**Challenge:**
Go through the records underneath and write each one out again exactly.

──────

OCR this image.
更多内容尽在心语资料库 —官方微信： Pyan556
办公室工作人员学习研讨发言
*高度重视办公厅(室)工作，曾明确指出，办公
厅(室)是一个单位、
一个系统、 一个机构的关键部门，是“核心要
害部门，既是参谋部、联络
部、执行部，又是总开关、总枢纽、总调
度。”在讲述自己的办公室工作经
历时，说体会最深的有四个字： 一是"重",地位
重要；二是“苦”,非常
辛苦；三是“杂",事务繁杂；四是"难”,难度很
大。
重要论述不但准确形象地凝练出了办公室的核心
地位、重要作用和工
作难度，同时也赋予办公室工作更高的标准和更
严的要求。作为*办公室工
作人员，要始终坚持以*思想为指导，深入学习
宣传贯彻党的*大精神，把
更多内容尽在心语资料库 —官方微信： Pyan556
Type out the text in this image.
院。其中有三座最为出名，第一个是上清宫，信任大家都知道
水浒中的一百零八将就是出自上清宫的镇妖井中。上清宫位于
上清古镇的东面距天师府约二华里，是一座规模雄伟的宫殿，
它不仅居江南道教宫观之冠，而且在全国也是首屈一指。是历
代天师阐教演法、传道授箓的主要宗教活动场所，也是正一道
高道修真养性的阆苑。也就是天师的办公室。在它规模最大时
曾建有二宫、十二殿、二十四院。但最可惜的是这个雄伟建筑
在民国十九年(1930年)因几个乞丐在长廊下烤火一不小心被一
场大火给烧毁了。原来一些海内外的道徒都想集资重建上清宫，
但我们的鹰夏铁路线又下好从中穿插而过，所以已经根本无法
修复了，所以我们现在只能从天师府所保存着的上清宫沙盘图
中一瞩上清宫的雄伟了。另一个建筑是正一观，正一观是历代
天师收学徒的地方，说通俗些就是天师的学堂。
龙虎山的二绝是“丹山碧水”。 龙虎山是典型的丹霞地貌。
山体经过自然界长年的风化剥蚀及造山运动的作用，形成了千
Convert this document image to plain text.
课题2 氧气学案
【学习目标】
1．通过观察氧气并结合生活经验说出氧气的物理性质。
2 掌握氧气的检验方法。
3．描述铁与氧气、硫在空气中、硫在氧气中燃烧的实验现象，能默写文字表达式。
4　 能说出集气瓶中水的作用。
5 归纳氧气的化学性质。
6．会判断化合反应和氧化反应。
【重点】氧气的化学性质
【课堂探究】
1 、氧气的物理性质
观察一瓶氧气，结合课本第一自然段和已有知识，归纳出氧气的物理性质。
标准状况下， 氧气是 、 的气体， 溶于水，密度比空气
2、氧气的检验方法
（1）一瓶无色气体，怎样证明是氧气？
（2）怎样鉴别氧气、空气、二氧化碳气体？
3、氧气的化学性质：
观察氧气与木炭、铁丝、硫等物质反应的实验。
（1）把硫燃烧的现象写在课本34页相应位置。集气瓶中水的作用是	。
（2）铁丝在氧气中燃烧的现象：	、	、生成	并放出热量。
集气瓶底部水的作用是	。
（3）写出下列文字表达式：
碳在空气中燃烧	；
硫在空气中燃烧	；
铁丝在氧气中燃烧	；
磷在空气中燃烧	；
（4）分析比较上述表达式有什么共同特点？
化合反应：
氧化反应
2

──────

**Result of this task:**
OCR this image.
更多内容尽在心语资料库 —官方微信： Pyan556
办公室工作人员学习研讨发言
*高度重视办公厅(室)工作，曾明确指出，办公
厅(室)是一个单位、
一个系统、 一个机构的关键部门，是“核心要
害部门，既是参谋部、联络
部、执行部，又是总开关、总枢纽、总调
度。”在讲述自己的办公室工作经
历时，说体会最深的有四个字： 一是"重",地位
重要；二是“苦”,非常
辛苦；三是“杂",事务繁杂；四是"难”,难度很
大。
重要论述不但准确形象地凝练出了办公室的核心
地位、重要作用和工
作难度，同时也赋予办公室工作更高的标准和更
严的要求。作为*办公室工
作人员，要始终坚持以*思想为指导，深入学习
宣传贯彻党的*大精神，把
更多内容尽在心语资料库 —官方微信： Pyan556
Type out the text in this image.
院。其中有三座最为出名，第一个是上清宫，信任大家都知道
水浒中的一百零八将就是出自上清宫的镇妖井中。上清宫位于
上清古镇的东面距天师府约二华里，是一座规模雄伟的宫殿，
它不仅居江南道教宫观之冠，而且在全国也是首屈一指。是历
代天师阐教演法、传道授箓的主要宗教活动场所，也是正一道
高道修真养性的阆苑。也就是天师的办公室。在它规模最大时
曾建有二宫、十二殿、二十四院。但最可惜的是这个雄伟建筑
在民国十九年(1930年)因几个乞丐在长廊下烤火一不小心被一
场大火给烧毁了。原来一些海内外的道徒都想集资重建上清宫，
但我们的鹰夏铁路线又下好从中穿插而过，所以已经根本无法
修复了，所以我们现在只能从天师府所保存着的上清宫沙盘图
中一瞩上清宫的雄伟了。另一个建筑是正一观，正一观是历代
天师收学徒的地方，说通俗些就是天师的学堂。
龙虎山的二绝是“丹山碧水”。 龙虎山是典型的丹霞地貌。
山体经过自然界长年的风化剥蚀及造山运动的作用，形成了千
Convert this document image to plain text.
课题2 氧气学案
【学习目标】
1．通过观察氧气并结合生活经验说出氧气的物理性质。
2 掌握氧气的检验方法。
3．描述铁与氧气、硫在空气中、硫在氧气中燃烧的实验现象，能默写文字表达式。
4　 能说出集气瓶中水的作用。
5 归纳氧气的化学性质。
6．会判断化合反应和氧化反应。
【重点】氧气的化学性质
【课堂探究】
1 、氧气的物理性质
观察一瓶氧气，结合课本第一自然段和已有知识，归纳出氧气的物理性质。
标准状况下， 氧气是 、 的气体， 溶于水，密度比空气
2、氧气的检验方法
（1）一瓶无色气体，怎样证明是氧气？
（2）怎样鉴别氧气、空气、二氧化碳气体？
3、氧气的化学性质：
观察氧气与木炭、铁丝、硫等物质反应的实验。
（1）把硫燃烧的现象写在课本34页相应位置。集气瓶中水的作用是	。
（2）铁丝在氧气中燃烧的现象：	、	、生成	并放出热量。
集气瓶底部水的作用是	。
（3）写出下列文字表达式：
碳在空气中燃烧	；
硫在空气中燃烧	；
铁丝在氧气中燃烧	；
磷在空气中燃烧	；
（4）分析比较上述表达式有什么共同特点？
化合反应：
氧化反应
2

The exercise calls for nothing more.